Required work: What is the number of lines containing the word "final"? Give that number alone.

===

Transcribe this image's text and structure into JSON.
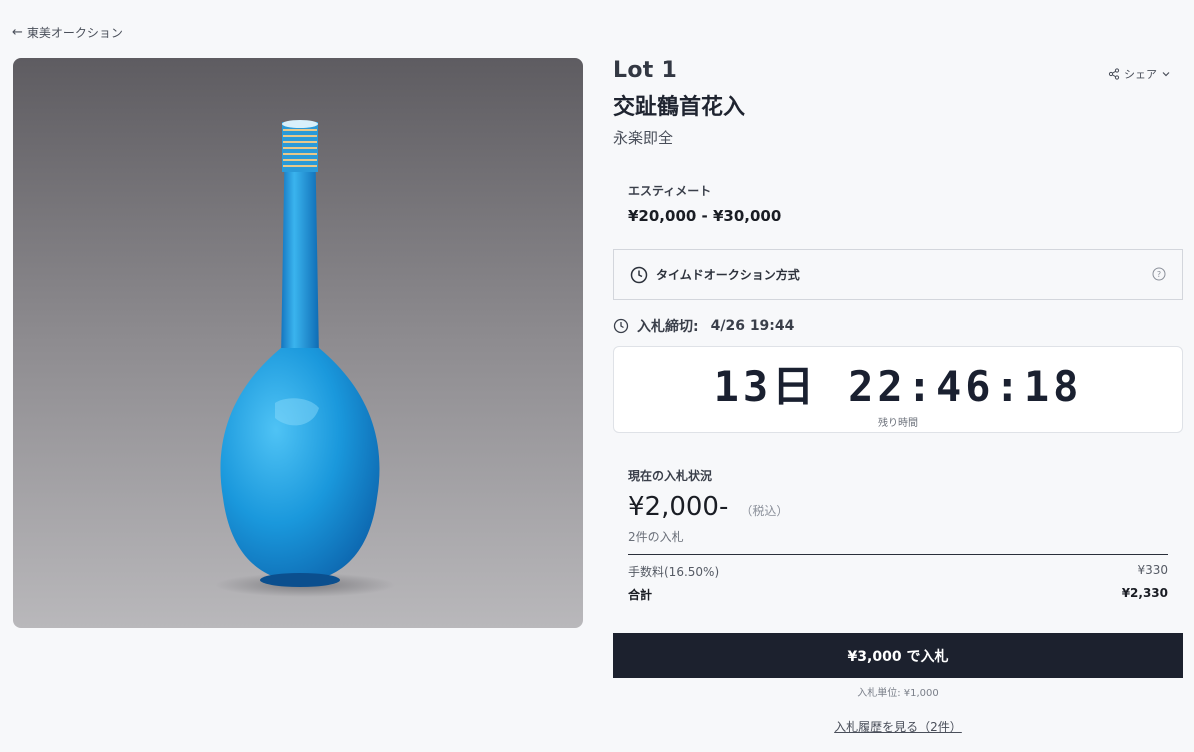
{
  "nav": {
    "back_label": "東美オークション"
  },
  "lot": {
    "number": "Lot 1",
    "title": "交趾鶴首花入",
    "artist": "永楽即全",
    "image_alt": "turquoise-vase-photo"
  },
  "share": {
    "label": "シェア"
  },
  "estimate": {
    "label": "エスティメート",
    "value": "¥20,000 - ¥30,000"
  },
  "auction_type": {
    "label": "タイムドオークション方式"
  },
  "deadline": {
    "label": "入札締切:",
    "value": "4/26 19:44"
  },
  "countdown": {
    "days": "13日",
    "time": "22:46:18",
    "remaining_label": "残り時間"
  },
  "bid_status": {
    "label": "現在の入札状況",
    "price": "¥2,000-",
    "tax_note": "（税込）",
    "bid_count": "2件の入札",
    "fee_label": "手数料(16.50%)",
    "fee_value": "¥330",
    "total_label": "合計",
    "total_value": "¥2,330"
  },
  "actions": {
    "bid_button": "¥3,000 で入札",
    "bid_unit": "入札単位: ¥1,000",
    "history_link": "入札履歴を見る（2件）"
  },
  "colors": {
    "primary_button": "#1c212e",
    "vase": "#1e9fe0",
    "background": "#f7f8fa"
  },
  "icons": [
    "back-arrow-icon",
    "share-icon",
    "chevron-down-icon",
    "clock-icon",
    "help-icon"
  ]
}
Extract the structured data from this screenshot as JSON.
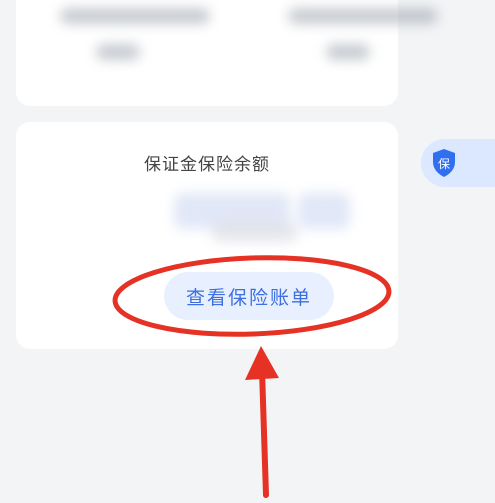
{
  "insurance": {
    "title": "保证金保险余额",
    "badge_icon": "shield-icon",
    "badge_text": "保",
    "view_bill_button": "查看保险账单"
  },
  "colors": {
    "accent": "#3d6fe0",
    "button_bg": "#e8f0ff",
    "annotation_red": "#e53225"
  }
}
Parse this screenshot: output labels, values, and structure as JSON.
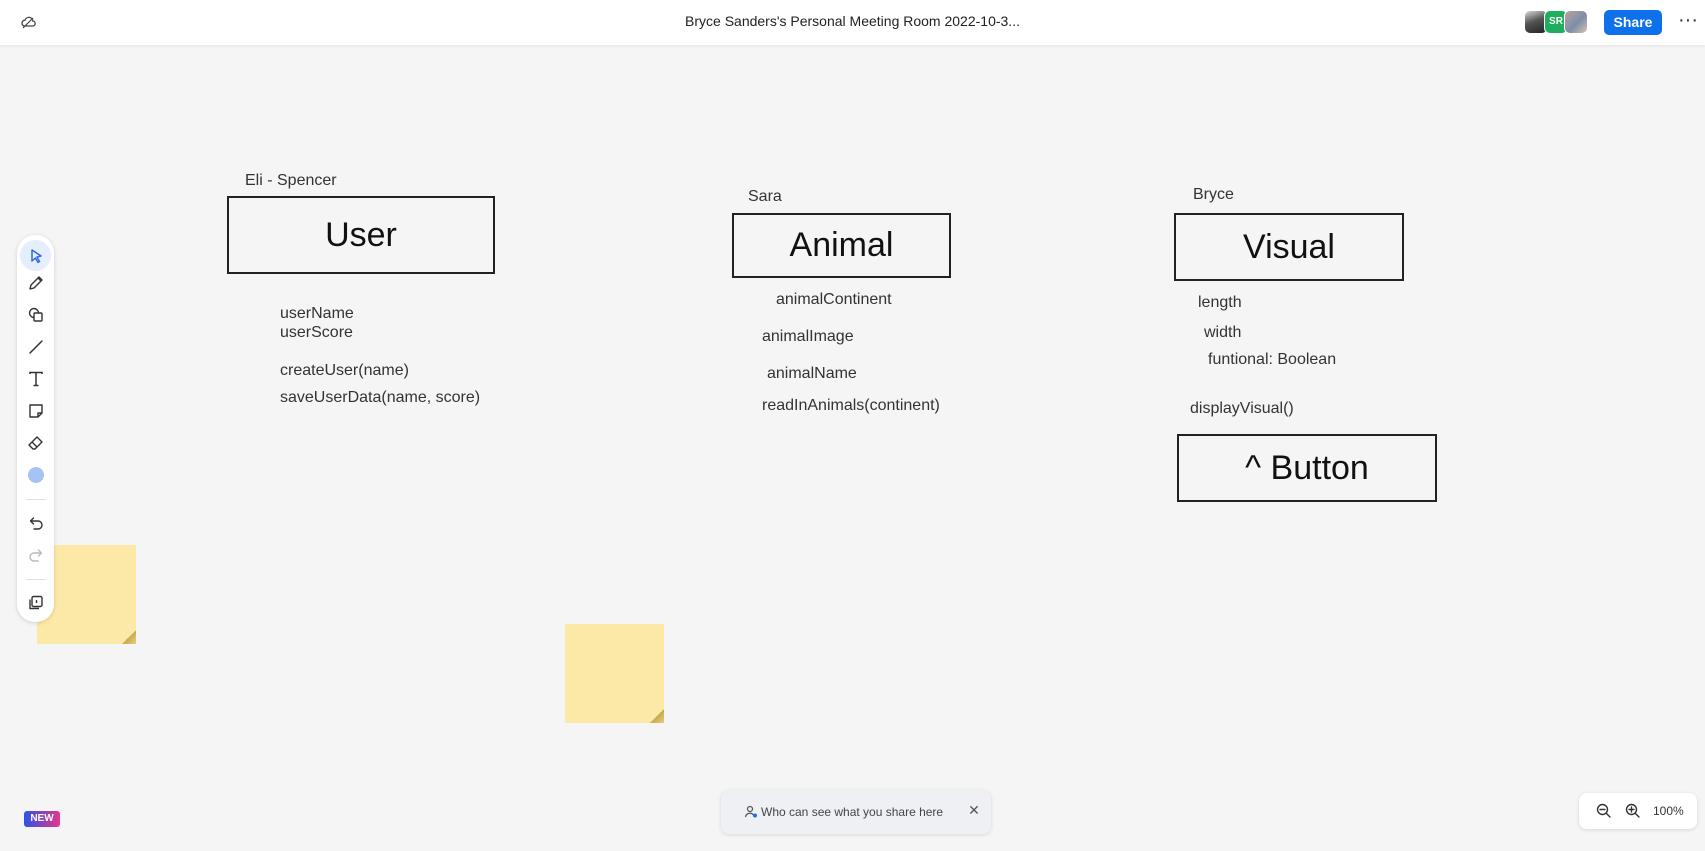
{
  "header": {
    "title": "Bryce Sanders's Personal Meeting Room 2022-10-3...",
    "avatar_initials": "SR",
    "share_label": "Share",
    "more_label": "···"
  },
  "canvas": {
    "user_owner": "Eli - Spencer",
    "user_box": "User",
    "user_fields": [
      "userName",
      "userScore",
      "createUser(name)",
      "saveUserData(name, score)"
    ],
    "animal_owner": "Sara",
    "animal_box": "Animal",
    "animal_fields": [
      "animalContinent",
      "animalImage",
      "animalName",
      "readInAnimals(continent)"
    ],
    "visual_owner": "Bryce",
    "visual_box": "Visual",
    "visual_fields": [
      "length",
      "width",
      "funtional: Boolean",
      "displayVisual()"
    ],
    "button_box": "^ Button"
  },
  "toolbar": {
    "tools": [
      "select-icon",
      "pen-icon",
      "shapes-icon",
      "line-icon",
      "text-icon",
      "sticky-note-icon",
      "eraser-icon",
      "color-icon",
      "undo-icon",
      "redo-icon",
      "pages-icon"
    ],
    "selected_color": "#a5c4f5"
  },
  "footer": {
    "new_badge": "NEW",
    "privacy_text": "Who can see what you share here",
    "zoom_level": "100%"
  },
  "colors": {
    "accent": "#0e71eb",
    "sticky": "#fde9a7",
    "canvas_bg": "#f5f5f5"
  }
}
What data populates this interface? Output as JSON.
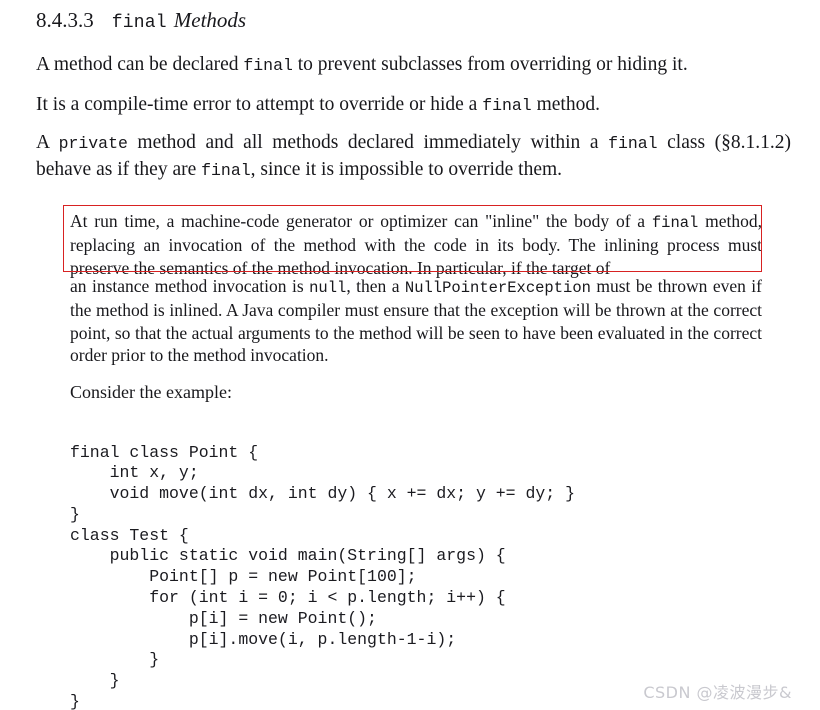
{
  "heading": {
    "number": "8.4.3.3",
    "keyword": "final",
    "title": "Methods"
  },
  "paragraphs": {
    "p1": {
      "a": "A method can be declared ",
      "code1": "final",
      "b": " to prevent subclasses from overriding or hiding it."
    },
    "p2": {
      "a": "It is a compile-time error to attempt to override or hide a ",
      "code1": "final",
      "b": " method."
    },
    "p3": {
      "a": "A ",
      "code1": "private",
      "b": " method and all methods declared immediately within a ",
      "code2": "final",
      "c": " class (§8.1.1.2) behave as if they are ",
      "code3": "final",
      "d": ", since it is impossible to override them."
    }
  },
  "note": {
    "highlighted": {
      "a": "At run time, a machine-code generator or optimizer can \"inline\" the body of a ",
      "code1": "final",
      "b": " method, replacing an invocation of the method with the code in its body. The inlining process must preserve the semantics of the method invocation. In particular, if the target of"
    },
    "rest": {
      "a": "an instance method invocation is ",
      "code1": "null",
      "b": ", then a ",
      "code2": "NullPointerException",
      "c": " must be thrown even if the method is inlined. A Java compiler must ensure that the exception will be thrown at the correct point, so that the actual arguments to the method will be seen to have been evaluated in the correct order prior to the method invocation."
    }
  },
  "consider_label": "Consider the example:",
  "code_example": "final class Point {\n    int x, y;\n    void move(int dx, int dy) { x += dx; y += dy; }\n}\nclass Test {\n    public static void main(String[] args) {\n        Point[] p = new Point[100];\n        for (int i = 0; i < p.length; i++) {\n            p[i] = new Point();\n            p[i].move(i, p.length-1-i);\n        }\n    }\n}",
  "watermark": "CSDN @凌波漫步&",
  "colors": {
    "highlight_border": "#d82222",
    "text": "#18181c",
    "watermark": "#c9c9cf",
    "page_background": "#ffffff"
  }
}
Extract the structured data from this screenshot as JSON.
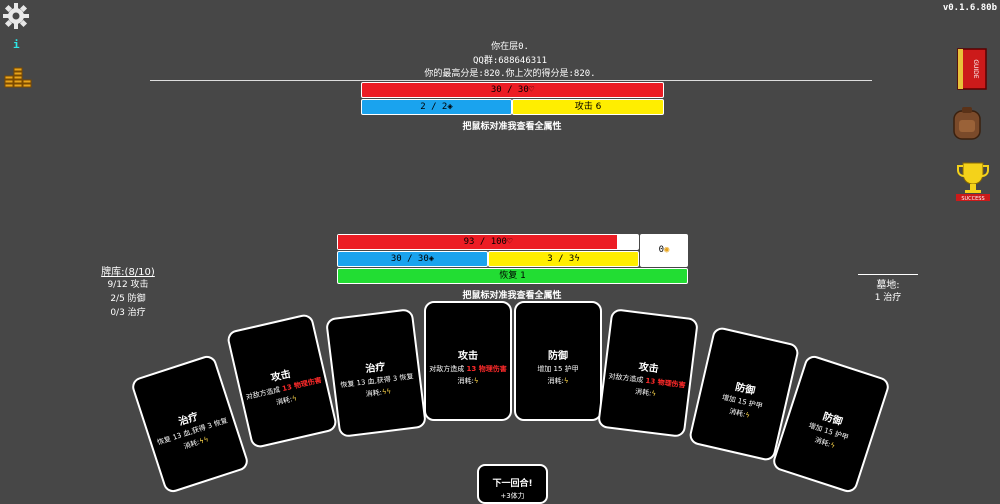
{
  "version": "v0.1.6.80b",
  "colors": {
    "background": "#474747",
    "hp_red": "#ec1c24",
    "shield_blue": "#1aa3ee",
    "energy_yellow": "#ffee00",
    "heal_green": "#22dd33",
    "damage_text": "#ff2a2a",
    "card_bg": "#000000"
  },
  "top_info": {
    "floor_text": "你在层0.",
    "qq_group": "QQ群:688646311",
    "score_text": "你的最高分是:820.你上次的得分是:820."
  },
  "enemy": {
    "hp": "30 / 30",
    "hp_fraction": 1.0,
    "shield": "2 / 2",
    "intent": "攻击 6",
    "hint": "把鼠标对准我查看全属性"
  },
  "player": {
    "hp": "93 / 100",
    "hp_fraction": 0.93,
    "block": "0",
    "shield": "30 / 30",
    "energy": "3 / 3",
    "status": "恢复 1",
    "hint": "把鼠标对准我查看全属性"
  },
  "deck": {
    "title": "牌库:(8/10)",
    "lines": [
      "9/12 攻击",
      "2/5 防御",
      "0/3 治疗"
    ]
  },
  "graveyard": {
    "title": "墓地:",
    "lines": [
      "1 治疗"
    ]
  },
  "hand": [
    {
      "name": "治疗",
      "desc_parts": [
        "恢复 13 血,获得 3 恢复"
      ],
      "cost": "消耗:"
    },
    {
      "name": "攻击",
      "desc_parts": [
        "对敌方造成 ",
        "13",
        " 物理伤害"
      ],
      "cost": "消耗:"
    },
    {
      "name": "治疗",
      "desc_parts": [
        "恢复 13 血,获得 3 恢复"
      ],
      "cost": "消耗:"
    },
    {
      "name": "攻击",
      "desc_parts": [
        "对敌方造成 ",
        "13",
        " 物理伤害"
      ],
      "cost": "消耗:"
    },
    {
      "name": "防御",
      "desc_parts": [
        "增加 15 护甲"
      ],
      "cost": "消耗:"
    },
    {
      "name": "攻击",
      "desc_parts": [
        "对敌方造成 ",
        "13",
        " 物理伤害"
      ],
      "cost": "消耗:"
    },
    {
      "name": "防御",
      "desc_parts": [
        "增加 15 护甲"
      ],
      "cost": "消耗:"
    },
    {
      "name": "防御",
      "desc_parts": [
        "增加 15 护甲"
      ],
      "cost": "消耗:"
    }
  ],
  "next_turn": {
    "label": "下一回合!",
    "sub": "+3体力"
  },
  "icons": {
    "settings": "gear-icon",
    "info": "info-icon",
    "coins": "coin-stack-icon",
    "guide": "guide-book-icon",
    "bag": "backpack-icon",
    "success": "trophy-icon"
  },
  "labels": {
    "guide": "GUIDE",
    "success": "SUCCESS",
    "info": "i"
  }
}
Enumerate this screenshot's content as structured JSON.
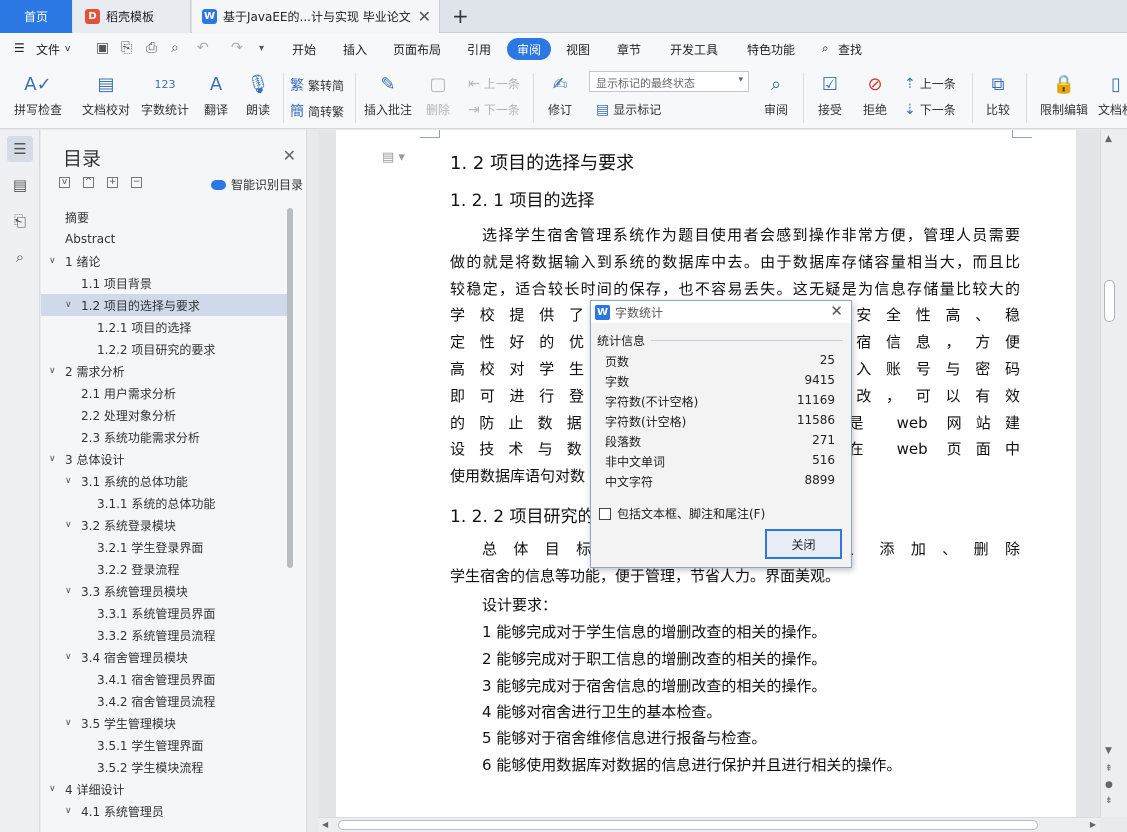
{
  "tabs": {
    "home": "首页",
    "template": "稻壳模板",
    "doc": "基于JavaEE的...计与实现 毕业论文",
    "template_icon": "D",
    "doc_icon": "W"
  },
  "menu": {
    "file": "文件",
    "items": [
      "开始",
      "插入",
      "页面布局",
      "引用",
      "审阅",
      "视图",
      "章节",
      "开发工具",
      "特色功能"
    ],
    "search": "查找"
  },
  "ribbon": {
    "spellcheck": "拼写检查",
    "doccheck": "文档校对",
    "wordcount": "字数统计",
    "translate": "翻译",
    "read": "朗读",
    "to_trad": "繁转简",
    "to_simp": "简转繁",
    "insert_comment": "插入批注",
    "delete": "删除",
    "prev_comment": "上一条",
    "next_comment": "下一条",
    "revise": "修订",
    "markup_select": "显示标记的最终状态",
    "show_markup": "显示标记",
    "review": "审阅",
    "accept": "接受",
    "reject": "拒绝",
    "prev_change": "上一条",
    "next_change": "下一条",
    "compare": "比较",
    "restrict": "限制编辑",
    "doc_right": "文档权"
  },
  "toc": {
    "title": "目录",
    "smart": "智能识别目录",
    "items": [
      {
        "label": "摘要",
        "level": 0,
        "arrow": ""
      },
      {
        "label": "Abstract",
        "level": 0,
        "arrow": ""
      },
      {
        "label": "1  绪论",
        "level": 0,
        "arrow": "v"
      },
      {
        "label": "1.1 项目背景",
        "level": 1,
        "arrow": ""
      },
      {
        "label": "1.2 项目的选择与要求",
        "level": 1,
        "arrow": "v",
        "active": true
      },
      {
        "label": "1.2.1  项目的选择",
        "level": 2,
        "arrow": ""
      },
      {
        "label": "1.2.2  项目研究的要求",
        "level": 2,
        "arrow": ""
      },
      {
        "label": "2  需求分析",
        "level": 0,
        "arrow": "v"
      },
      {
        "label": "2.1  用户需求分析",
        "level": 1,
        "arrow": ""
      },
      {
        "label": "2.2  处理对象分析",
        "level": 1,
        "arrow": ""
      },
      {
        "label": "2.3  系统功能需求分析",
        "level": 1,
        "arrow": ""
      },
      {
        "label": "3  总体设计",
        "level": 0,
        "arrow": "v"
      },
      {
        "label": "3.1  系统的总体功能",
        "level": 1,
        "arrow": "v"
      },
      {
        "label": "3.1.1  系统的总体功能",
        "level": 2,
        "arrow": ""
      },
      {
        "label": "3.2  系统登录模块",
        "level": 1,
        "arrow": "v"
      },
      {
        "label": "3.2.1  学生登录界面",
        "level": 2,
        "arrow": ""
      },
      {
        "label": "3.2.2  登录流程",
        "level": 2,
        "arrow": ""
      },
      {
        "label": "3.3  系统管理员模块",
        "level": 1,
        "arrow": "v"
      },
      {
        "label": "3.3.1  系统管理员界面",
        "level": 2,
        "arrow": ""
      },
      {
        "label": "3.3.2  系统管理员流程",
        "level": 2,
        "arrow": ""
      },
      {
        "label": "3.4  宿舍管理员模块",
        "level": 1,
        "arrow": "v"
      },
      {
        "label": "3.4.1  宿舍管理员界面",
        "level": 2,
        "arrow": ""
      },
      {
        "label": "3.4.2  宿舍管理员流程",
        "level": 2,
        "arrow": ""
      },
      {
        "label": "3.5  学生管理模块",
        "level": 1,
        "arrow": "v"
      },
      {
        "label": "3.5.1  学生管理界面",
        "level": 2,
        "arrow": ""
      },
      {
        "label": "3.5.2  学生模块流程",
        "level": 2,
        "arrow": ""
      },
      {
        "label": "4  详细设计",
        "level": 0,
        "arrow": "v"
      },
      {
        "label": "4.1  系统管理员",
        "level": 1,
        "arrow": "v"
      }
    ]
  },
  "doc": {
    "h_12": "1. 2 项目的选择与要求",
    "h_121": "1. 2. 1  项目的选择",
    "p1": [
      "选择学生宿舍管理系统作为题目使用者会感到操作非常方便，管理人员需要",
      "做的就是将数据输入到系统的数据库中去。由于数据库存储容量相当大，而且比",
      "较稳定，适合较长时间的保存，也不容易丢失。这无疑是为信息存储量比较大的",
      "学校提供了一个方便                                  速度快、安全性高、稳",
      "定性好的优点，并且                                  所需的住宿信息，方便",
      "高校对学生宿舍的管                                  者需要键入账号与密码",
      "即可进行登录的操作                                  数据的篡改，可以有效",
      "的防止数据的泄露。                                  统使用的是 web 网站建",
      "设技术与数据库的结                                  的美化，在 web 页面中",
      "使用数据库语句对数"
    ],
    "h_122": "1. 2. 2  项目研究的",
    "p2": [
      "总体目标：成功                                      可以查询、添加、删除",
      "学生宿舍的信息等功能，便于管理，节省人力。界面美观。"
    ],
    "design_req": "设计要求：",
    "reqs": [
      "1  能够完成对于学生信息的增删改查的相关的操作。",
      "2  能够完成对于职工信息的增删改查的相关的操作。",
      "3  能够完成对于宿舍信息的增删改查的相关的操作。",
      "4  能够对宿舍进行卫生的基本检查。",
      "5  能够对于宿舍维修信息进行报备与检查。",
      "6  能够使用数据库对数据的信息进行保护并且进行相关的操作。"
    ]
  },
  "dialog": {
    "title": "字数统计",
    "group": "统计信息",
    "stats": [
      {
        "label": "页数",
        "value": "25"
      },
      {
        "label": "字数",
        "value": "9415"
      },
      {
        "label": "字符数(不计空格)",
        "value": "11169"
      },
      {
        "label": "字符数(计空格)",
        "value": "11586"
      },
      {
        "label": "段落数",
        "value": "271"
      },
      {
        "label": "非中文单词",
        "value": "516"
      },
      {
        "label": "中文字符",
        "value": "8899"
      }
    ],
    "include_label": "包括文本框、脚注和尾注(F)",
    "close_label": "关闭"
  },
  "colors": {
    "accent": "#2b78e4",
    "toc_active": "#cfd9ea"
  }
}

===

Solution to the exercise: 7